EXERCISE » Leave out the pictures and repeat every record exactly.
[begin AVAILABLE RECORDS]
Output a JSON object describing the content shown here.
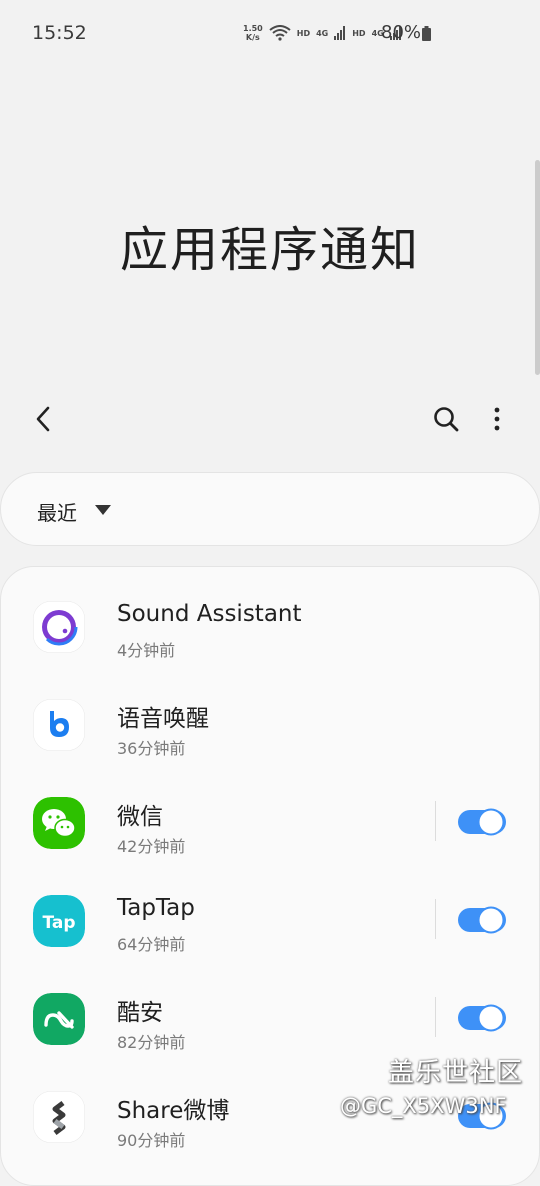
{
  "status_bar": {
    "time": "15:52",
    "net_speed_value": "1.50",
    "net_speed_unit": "K/s",
    "hd1": "HD",
    "hd2": "HD",
    "net1": "4G",
    "net2": "4G",
    "battery": "80%"
  },
  "page": {
    "title": "应用程序通知"
  },
  "filter": {
    "label": "最近"
  },
  "apps": [
    {
      "name": "Sound Assistant",
      "time": "4分钟前",
      "has_toggle": false,
      "icon": "sound-assistant-icon"
    },
    {
      "name": "语音唤醒",
      "time": "36分钟前",
      "has_toggle": false,
      "icon": "bixby-voice-icon"
    },
    {
      "name": "微信",
      "time": "42分钟前",
      "has_toggle": true,
      "toggle_on": true,
      "icon": "wechat-icon"
    },
    {
      "name": "TapTap",
      "time": "64分钟前",
      "has_toggle": true,
      "toggle_on": true,
      "icon": "taptap-icon"
    },
    {
      "name": "酷安",
      "time": "82分钟前",
      "has_toggle": true,
      "toggle_on": true,
      "icon": "coolapk-icon"
    },
    {
      "name": "Share微博",
      "time": "90分钟前",
      "has_toggle": true,
      "toggle_on": true,
      "icon": "share-weibo-icon"
    }
  ],
  "watermark": {
    "line1": "盖乐世社区",
    "line2": "@GC_X5XW3NF"
  },
  "colors": {
    "accent": "#3e91f7",
    "wechat": "#2dc100",
    "taptap": "#16c0cf",
    "coolapk": "#11a863"
  }
}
[end AVAILABLE RECORDS]
SOLUTION »
Output a JSON object describing the content shown here.
{
  "status_bar": {
    "time": "15:52",
    "net_speed_value": "1.50",
    "net_speed_unit": "K/s",
    "hd1": "HD",
    "hd2": "HD",
    "net1": "4G",
    "net2": "4G",
    "battery": "80%"
  },
  "page": {
    "title": "应用程序通知"
  },
  "filter": {
    "label": "最近"
  },
  "apps": [
    {
      "name": "Sound Assistant",
      "time": "4分钟前",
      "has_toggle": false,
      "icon": "sound-assistant-icon"
    },
    {
      "name": "语音唤醒",
      "time": "36分钟前",
      "has_toggle": false,
      "icon": "bixby-voice-icon"
    },
    {
      "name": "微信",
      "time": "42分钟前",
      "has_toggle": true,
      "toggle_on": true,
      "icon": "wechat-icon"
    },
    {
      "name": "TapTap",
      "time": "64分钟前",
      "has_toggle": true,
      "toggle_on": true,
      "icon": "taptap-icon"
    },
    {
      "name": "酷安",
      "time": "82分钟前",
      "has_toggle": true,
      "toggle_on": true,
      "icon": "coolapk-icon"
    },
    {
      "name": "Share微博",
      "time": "90分钟前",
      "has_toggle": true,
      "toggle_on": true,
      "icon": "share-weibo-icon"
    }
  ],
  "watermark": {
    "line1": "盖乐世社区",
    "line2": "@GC_X5XW3NF"
  },
  "colors": {
    "accent": "#3e91f7",
    "wechat": "#2dc100",
    "taptap": "#16c0cf",
    "coolapk": "#11a863"
  }
}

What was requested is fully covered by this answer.